• _Problem requirements_: Your job is to retype all of the data word for word, leaving every image out.

• _Data supplied_:

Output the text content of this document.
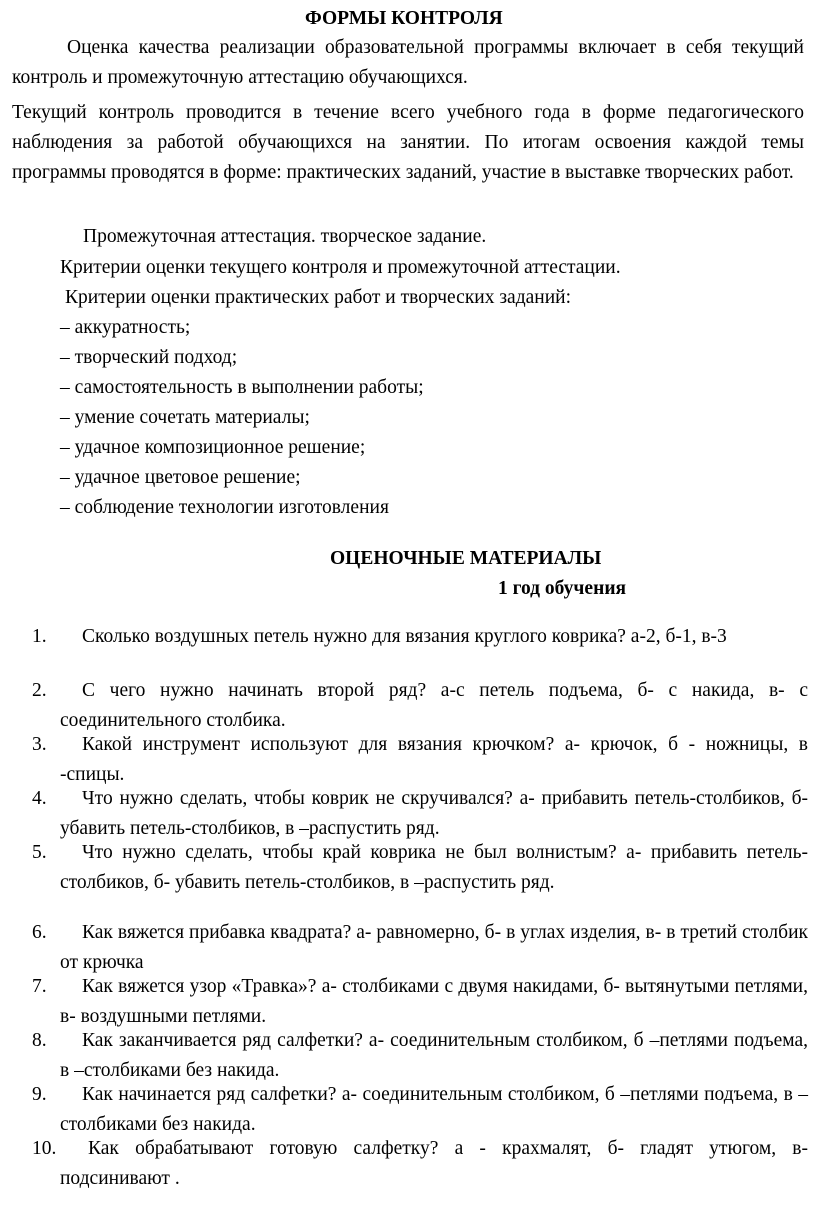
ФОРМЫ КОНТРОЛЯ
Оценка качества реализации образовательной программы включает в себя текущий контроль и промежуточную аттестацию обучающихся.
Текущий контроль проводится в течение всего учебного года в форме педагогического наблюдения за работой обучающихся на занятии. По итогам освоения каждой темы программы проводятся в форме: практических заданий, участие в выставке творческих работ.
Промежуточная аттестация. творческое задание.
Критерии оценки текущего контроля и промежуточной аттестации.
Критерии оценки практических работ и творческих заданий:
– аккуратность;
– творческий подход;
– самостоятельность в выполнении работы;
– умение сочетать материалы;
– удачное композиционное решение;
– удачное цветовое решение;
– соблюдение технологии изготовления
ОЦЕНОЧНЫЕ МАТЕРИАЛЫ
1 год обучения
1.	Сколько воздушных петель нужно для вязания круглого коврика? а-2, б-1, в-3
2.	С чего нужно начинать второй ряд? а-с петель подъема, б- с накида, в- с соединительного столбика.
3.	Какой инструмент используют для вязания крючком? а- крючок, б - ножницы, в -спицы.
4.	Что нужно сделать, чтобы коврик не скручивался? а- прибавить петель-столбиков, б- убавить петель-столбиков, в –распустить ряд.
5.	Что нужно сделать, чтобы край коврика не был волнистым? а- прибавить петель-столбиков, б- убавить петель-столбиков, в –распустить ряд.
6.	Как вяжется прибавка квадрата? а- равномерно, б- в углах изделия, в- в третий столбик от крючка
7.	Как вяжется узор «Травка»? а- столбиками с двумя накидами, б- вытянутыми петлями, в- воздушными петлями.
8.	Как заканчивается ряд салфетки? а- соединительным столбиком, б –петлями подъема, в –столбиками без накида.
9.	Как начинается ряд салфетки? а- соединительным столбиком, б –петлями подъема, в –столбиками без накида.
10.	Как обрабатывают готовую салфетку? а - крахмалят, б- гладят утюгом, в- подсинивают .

• _Task result_:
Output the text content of this document.
ФОРМЫ КОНТРОЛЯ
Оценка качества реализации образовательной программы включает в себя текущий контроль и промежуточную аттестацию обучающихся.
Текущий контроль проводится в течение всего учебного года в форме педагогического наблюдения за работой обучающихся на занятии. По итогам освоения каждой темы программы проводятся в форме: практических заданий, участие в выставке творческих работ.
Промежуточная аттестация. творческое задание.
Критерии оценки текущего контроля и промежуточной аттестации.
Критерии оценки практических работ и творческих заданий:
– аккуратность;
– творческий подход;
– самостоятельность в выполнении работы;
– умение сочетать материалы;
– удачное композиционное решение;
– удачное цветовое решение;
– соблюдение технологии изготовления
ОЦЕНОЧНЫЕ МАТЕРИАЛЫ
1 год обучения
1.	Сколько воздушных петель нужно для вязания круглого коврика? а-2, б-1, в-3
2.	С чего нужно начинать второй ряд? а-с петель подъема, б- с накида, в- с соединительного столбика.
3.	Какой инструмент используют для вязания крючком? а- крючок, б - ножницы, в -спицы.
4.	Что нужно сделать, чтобы коврик не скручивался? а- прибавить петель-столбиков, б- убавить петель-столбиков, в –распустить ряд.
5.	Что нужно сделать, чтобы край коврика не был волнистым? а- прибавить петель-столбиков, б- убавить петель-столбиков, в –распустить ряд.
6.	Как вяжется прибавка квадрата? а- равномерно, б- в углах изделия, в- в третий столбик от крючка
7.	Как вяжется узор «Травка»? а- столбиками с двумя накидами, б- вытянутыми петлями, в- воздушными петлями.
8.	Как заканчивается ряд салфетки? а- соединительным столбиком, б –петлями подъема, в –столбиками без накида.
9.	Как начинается ряд салфетки? а- соединительным столбиком, б –петлями подъема, в –столбиками без накида.
10.	Как обрабатывают готовую салфетку? а - крахмалят, б- гладят утюгом, в- подсинивают .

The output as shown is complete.